> _REQUIRED TASK_: Write out the entries verbatim and leave the images out of the copy.

**** RECORDS SHOWN

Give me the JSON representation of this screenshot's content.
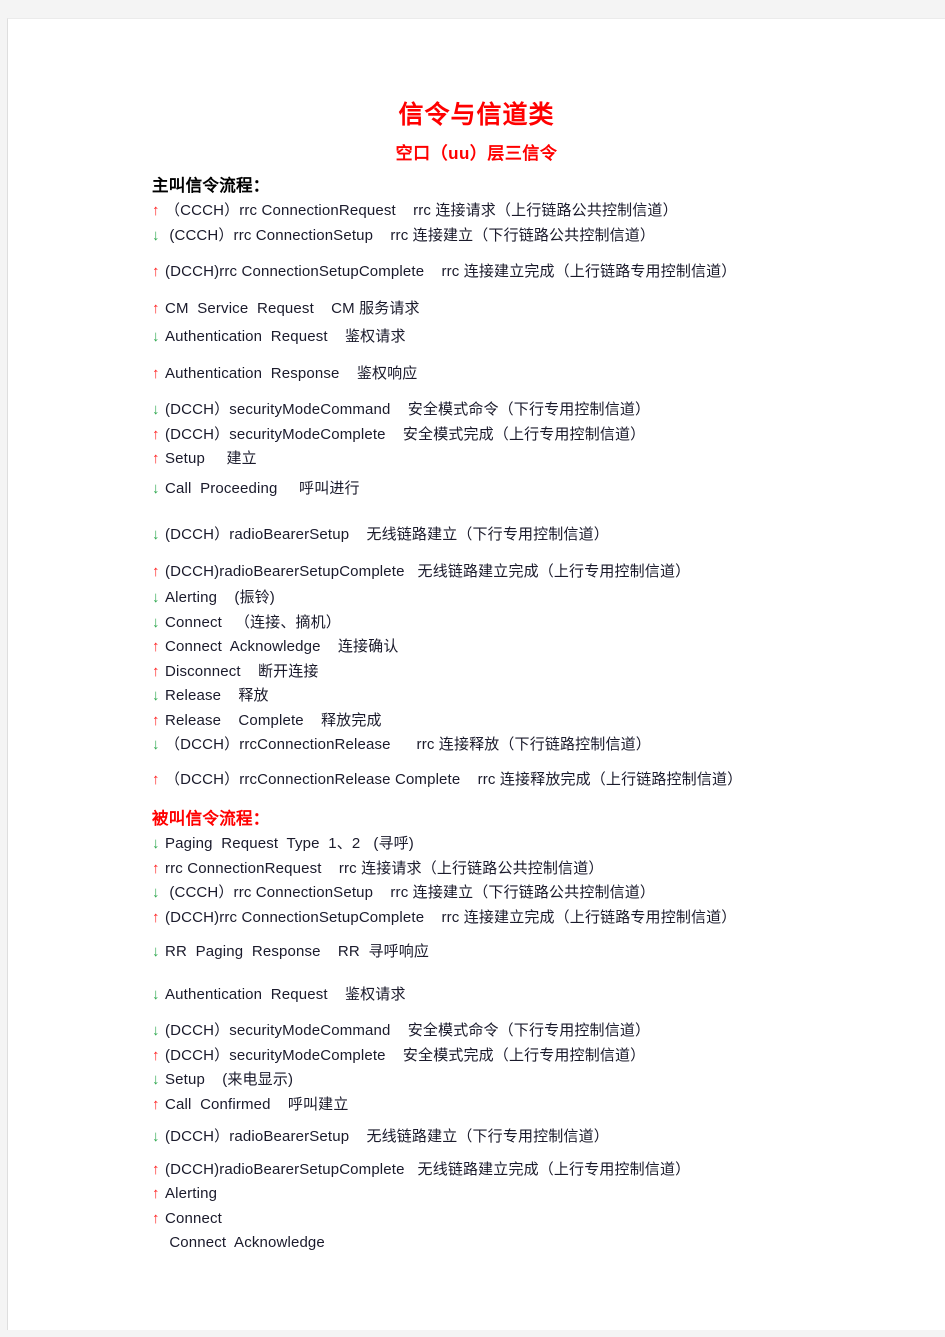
{
  "document": {
    "title": "信令与信道类",
    "subtitle": "空口（uu）层三信令"
  },
  "sections": [
    {
      "heading": "主叫信令流程：",
      "heading_color": "#000000",
      "lines": [
        {
          "arrow": "up",
          "text": "（CCCH）rrc ConnectionRequest    rrc 连接请求（上行链路公共控制信道）",
          "gap_before": 0
        },
        {
          "arrow": "down",
          "text": " (CCCH）rrc ConnectionSetup    rrc 连接建立（下行链路公共控制信道）",
          "gap_before": 0
        },
        {
          "arrow": "up",
          "text": "(DCCH)rrc ConnectionSetupComplete    rrc 连接建立完成（上行链路专用控制信道）",
          "gap_before": 12
        },
        {
          "arrow": "up",
          "text": "CM  Service  Request    CM 服务请求",
          "gap_before": 12
        },
        {
          "arrow": "down",
          "text": "Authentication  Request    鉴权请求",
          "gap_before": 4
        },
        {
          "arrow": "up",
          "text": "Authentication  Response    鉴权响应",
          "gap_before": 12
        },
        {
          "arrow": "down",
          "text": "(DCCH）securityModeCommand    安全模式命令（下行专用控制信道）",
          "gap_before": 12
        },
        {
          "arrow": "up",
          "text": "(DCCH）securityModeComplete    安全模式完成（上行专用控制信道）",
          "gap_before": 0
        },
        {
          "arrow": "up",
          "text": "Setup     建立",
          "gap_before": 0
        },
        {
          "arrow": "down",
          "text": "Call  Proceeding     呼叫进行",
          "gap_before": 5
        },
        {
          "arrow": "down",
          "text": "(DCCH）radioBearerSetup    无线链路建立（下行专用控制信道）",
          "gap_before": 22
        },
        {
          "arrow": "up",
          "text": "(DCCH)radioBearerSetupComplete   无线链路建立完成（上行专用控制信道）",
          "gap_before": 12
        },
        {
          "arrow": "down",
          "text": "Alerting    (振铃)",
          "gap_before": 2
        },
        {
          "arrow": "down",
          "text": "Connect   （连接、摘机）",
          "gap_before": 0
        },
        {
          "arrow": "up",
          "text": "Connect  Acknowledge    连接确认",
          "gap_before": 0
        },
        {
          "arrow": "up",
          "text": "Disconnect    断开连接",
          "gap_before": 0
        },
        {
          "arrow": "down",
          "text": "Release    释放",
          "gap_before": 0
        },
        {
          "arrow": "up",
          "text": "Release    Complete    释放完成",
          "gap_before": 0
        },
        {
          "arrow": "down",
          "text": "（DCCH）rrcConnectionRelease      rrc 连接释放（下行链路控制信道）",
          "gap_before": 0
        },
        {
          "arrow": "up",
          "text": "（DCCH）rrcConnectionRelease Complete    rrc 连接释放完成（上行链路控制信道）",
          "gap_before": 10
        }
      ]
    },
    {
      "heading": "被叫信令流程：",
      "heading_color": "#ff0000",
      "lines": [
        {
          "arrow": "down",
          "text": "Paging  Request  Type  1、2   (寻呼)",
          "gap_before": 0
        },
        {
          "arrow": "up",
          "text": "rrc ConnectionRequest    rrc 连接请求（上行链路公共控制信道）",
          "gap_before": 0
        },
        {
          "arrow": "down",
          "text": " (CCCH）rrc ConnectionSetup    rrc 连接建立（下行链路公共控制信道）",
          "gap_before": 0
        },
        {
          "arrow": "up",
          "text": "(DCCH)rrc ConnectionSetupComplete    rrc 连接建立完成（上行链路专用控制信道）",
          "gap_before": 0
        },
        {
          "arrow": "down",
          "text": "RR  Paging  Response    RR  寻呼响应",
          "gap_before": 10
        },
        {
          "arrow": "down",
          "text": "Authentication  Request    鉴权请求",
          "gap_before": 18
        },
        {
          "arrow": "down",
          "text": "(DCCH）securityModeCommand    安全模式命令（下行专用控制信道）",
          "gap_before": 12
        },
        {
          "arrow": "up",
          "text": "(DCCH）securityModeComplete    安全模式完成（上行专用控制信道）",
          "gap_before": 0
        },
        {
          "arrow": "down",
          "text": "Setup    (来电显示)",
          "gap_before": 0
        },
        {
          "arrow": "up",
          "text": "Call  Confirmed    呼叫建立",
          "gap_before": 0
        },
        {
          "arrow": "down",
          "text": "(DCCH）radioBearerSetup    无线链路建立（下行专用控制信道）",
          "gap_before": 8
        },
        {
          "arrow": "up",
          "text": "(DCCH)radioBearerSetupComplete   无线链路建立完成（上行专用控制信道）",
          "gap_before": 8
        },
        {
          "arrow": "up",
          "text": "Alerting",
          "gap_before": 0
        },
        {
          "arrow": "up",
          "text": "Connect",
          "gap_before": 0
        },
        {
          "arrow": "none",
          "text": " Connect  Acknowledge",
          "gap_before": 0
        }
      ]
    }
  ],
  "glyphs": {
    "up": "↑",
    "down": "↓",
    "none": " "
  }
}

********

> _REPLY_:
Give me the JSON representation of this screenshot's content.
{
  "document": {
    "title": "信令与信道类",
    "subtitle": "空口（uu）层三信令"
  },
  "sections": [
    {
      "heading": "主叫信令流程：",
      "heading_color": "#000000",
      "lines": [
        {
          "arrow": "up",
          "text": "（CCCH）rrc ConnectionRequest    rrc 连接请求（上行链路公共控制信道）",
          "gap_before": 0
        },
        {
          "arrow": "down",
          "text": " (CCCH）rrc ConnectionSetup    rrc 连接建立（下行链路公共控制信道）",
          "gap_before": 0
        },
        {
          "arrow": "up",
          "text": "(DCCH)rrc ConnectionSetupComplete    rrc 连接建立完成（上行链路专用控制信道）",
          "gap_before": 12
        },
        {
          "arrow": "up",
          "text": "CM  Service  Request    CM 服务请求",
          "gap_before": 12
        },
        {
          "arrow": "down",
          "text": "Authentication  Request    鉴权请求",
          "gap_before": 4
        },
        {
          "arrow": "up",
          "text": "Authentication  Response    鉴权响应",
          "gap_before": 12
        },
        {
          "arrow": "down",
          "text": "(DCCH）securityModeCommand    安全模式命令（下行专用控制信道）",
          "gap_before": 12
        },
        {
          "arrow": "up",
          "text": "(DCCH）securityModeComplete    安全模式完成（上行专用控制信道）",
          "gap_before": 0
        },
        {
          "arrow": "up",
          "text": "Setup     建立",
          "gap_before": 0
        },
        {
          "arrow": "down",
          "text": "Call  Proceeding     呼叫进行",
          "gap_before": 5
        },
        {
          "arrow": "down",
          "text": "(DCCH）radioBearerSetup    无线链路建立（下行专用控制信道）",
          "gap_before": 22
        },
        {
          "arrow": "up",
          "text": "(DCCH)radioBearerSetupComplete   无线链路建立完成（上行专用控制信道）",
          "gap_before": 12
        },
        {
          "arrow": "down",
          "text": "Alerting    (振铃)",
          "gap_before": 2
        },
        {
          "arrow": "down",
          "text": "Connect   （连接、摘机）",
          "gap_before": 0
        },
        {
          "arrow": "up",
          "text": "Connect  Acknowledge    连接确认",
          "gap_before": 0
        },
        {
          "arrow": "up",
          "text": "Disconnect    断开连接",
          "gap_before": 0
        },
        {
          "arrow": "down",
          "text": "Release    释放",
          "gap_before": 0
        },
        {
          "arrow": "up",
          "text": "Release    Complete    释放完成",
          "gap_before": 0
        },
        {
          "arrow": "down",
          "text": "（DCCH）rrcConnectionRelease      rrc 连接释放（下行链路控制信道）",
          "gap_before": 0
        },
        {
          "arrow": "up",
          "text": "（DCCH）rrcConnectionRelease Complete    rrc 连接释放完成（上行链路控制信道）",
          "gap_before": 10
        }
      ]
    },
    {
      "heading": "被叫信令流程：",
      "heading_color": "#ff0000",
      "lines": [
        {
          "arrow": "down",
          "text": "Paging  Request  Type  1、2   (寻呼)",
          "gap_before": 0
        },
        {
          "arrow": "up",
          "text": "rrc ConnectionRequest    rrc 连接请求（上行链路公共控制信道）",
          "gap_before": 0
        },
        {
          "arrow": "down",
          "text": " (CCCH）rrc ConnectionSetup    rrc 连接建立（下行链路公共控制信道）",
          "gap_before": 0
        },
        {
          "arrow": "up",
          "text": "(DCCH)rrc ConnectionSetupComplete    rrc 连接建立完成（上行链路专用控制信道）",
          "gap_before": 0
        },
        {
          "arrow": "down",
          "text": "RR  Paging  Response    RR  寻呼响应",
          "gap_before": 10
        },
        {
          "arrow": "down",
          "text": "Authentication  Request    鉴权请求",
          "gap_before": 18
        },
        {
          "arrow": "down",
          "text": "(DCCH）securityModeCommand    安全模式命令（下行专用控制信道）",
          "gap_before": 12
        },
        {
          "arrow": "up",
          "text": "(DCCH）securityModeComplete    安全模式完成（上行专用控制信道）",
          "gap_before": 0
        },
        {
          "arrow": "down",
          "text": "Setup    (来电显示)",
          "gap_before": 0
        },
        {
          "arrow": "up",
          "text": "Call  Confirmed    呼叫建立",
          "gap_before": 0
        },
        {
          "arrow": "down",
          "text": "(DCCH）radioBearerSetup    无线链路建立（下行专用控制信道）",
          "gap_before": 8
        },
        {
          "arrow": "up",
          "text": "(DCCH)radioBearerSetupComplete   无线链路建立完成（上行专用控制信道）",
          "gap_before": 8
        },
        {
          "arrow": "up",
          "text": "Alerting",
          "gap_before": 0
        },
        {
          "arrow": "up",
          "text": "Connect",
          "gap_before": 0
        },
        {
          "arrow": "none",
          "text": " Connect  Acknowledge",
          "gap_before": 0
        }
      ]
    }
  ],
  "glyphs": {
    "up": "↑",
    "down": "↓",
    "none": " "
  }
}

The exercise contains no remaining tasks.